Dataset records
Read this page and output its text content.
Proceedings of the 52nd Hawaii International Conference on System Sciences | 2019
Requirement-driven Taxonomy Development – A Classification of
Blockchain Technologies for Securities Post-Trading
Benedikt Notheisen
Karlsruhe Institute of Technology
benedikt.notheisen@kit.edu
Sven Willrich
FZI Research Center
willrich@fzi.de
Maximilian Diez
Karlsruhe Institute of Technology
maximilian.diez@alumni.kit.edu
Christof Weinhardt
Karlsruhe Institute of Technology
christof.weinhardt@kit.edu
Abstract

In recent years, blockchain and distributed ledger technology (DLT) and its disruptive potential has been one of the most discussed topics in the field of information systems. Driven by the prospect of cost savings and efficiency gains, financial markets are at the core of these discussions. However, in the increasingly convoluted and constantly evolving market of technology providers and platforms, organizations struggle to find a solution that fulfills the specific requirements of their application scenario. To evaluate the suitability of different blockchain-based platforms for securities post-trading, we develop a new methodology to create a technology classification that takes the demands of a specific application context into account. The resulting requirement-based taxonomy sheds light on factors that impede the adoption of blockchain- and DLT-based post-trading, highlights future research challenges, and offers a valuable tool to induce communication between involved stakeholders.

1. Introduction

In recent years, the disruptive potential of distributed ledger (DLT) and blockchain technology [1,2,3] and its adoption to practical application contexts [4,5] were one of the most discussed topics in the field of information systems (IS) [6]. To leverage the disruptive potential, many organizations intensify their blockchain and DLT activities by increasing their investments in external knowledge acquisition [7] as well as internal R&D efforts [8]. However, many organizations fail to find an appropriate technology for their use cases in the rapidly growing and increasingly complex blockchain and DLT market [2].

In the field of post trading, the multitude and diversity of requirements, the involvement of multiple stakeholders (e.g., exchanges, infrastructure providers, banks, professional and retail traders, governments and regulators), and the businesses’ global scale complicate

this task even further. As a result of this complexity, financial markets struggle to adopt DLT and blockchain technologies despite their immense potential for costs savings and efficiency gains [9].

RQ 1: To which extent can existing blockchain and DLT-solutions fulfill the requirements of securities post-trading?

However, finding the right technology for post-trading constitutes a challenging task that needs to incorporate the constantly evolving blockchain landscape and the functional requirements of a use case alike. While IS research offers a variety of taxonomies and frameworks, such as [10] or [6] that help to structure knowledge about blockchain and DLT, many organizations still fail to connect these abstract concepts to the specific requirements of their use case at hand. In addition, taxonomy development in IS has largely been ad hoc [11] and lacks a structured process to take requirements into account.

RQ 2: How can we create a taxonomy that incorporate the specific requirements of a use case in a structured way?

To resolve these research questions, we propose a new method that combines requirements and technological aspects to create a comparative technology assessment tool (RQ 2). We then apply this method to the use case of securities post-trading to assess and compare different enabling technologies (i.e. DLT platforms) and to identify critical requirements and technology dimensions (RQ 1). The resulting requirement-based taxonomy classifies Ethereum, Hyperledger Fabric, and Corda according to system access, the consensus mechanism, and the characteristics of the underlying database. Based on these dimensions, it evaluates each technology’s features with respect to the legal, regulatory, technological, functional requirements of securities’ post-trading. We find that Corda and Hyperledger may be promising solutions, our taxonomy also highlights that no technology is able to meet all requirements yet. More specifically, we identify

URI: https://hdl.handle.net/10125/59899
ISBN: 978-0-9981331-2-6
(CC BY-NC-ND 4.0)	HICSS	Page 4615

_Do this_
Generate an exact reproduction of all entries.

_The result_
Read this page and output its text content.
Proceedings of the 52nd Hawaii International Conference on System Sciences | 2019
Requirement-driven Taxonomy Development – A Classification of
Blockchain Technologies for Securities Post-Trading
Benedikt Notheisen
Karlsruhe Institute of Technology
benedikt.notheisen@kit.edu
Sven Willrich
FZI Research Center
willrich@fzi.de
Maximilian Diez
Karlsruhe Institute of Technology
maximilian.diez@alumni.kit.edu
Christof Weinhardt
Karlsruhe Institute of Technology
christof.weinhardt@kit.edu
Abstract

In recent years, blockchain and distributed ledger technology (DLT) and its disruptive potential has been one of the most discussed topics in the field of information systems. Driven by the prospect of cost savings and efficiency gains, financial markets are at the core of these discussions. However, in the increasingly convoluted and constantly evolving market of technology providers and platforms, organizations struggle to find a solution that fulfills the specific requirements of their application scenario. To evaluate the suitability of different blockchain-based platforms for securities post-trading, we develop a new methodology to create a technology classification that takes the demands of a specific application context into account. The resulting requirement-based taxonomy sheds light on factors that impede the adoption of blockchain- and DLT-based post-trading, highlights future research challenges, and offers a valuable tool to induce communication between involved stakeholders.

1. Introduction

In recent years, the disruptive potential of distributed ledger (DLT) and blockchain technology [1,2,3] and its adoption to practical application contexts [4,5] were one of the most discussed topics in the field of information systems (IS) [6]. To leverage the disruptive potential, many organizations intensify their blockchain and DLT activities by increasing their investments in external knowledge acquisition [7] as well as internal R&D efforts [8]. However, many organizations fail to find an appropriate technology for their use cases in the rapidly growing and increasingly complex blockchain and DLT market [2].

In the field of post trading, the multitude and diversity of requirements, the involvement of multiple stakeholders (e.g., exchanges, infrastructure providers, banks, professional and retail traders, governments and regulators), and the businesses’ global scale complicate

this task even further. As a result of this complexity, financial markets struggle to adopt DLT and blockchain technologies despite their immense potential for costs savings and efficiency gains [9].

RQ 1: To which extent can existing blockchain and DLT-solutions fulfill the requirements of securities post-trading?

However, finding the right technology for post-trading constitutes a challenging task that needs to incorporate the constantly evolving blockchain landscape and the functional requirements of a use case alike. While IS research offers a variety of taxonomies and frameworks, such as [10] or [6] that help to structure knowledge about blockchain and DLT, many organizations still fail to connect these abstract concepts to the specific requirements of their use case at hand. In addition, taxonomy development in IS has largely been ad hoc [11] and lacks a structured process to take requirements into account.

RQ 2: How can we create a taxonomy that incorporate the specific requirements of a use case in a structured way?

To resolve these research questions, we propose a new method that combines requirements and technological aspects to create a comparative technology assessment tool (RQ 2). We then apply this method to the use case of securities post-trading to assess and compare different enabling technologies (i.e. DLT platforms) and to identify critical requirements and technology dimensions (RQ 1). The resulting requirement-based taxonomy classifies Ethereum, Hyperledger Fabric, and Corda according to system access, the consensus mechanism, and the characteristics of the underlying database. Based on these dimensions, it evaluates each technology’s features with respect to the legal, regulatory, technological, functional requirements of securities’ post-trading. We find that Corda and Hyperledger may be promising solutions, our taxonomy also highlights that no technology is able to meet all requirements yet. More specifically, we identify

URI: https://hdl.handle.net/10125/59899
ISBN: 978-0-9981331-2-6
(CC BY-NC-ND 4.0)	HICSS	Page 4615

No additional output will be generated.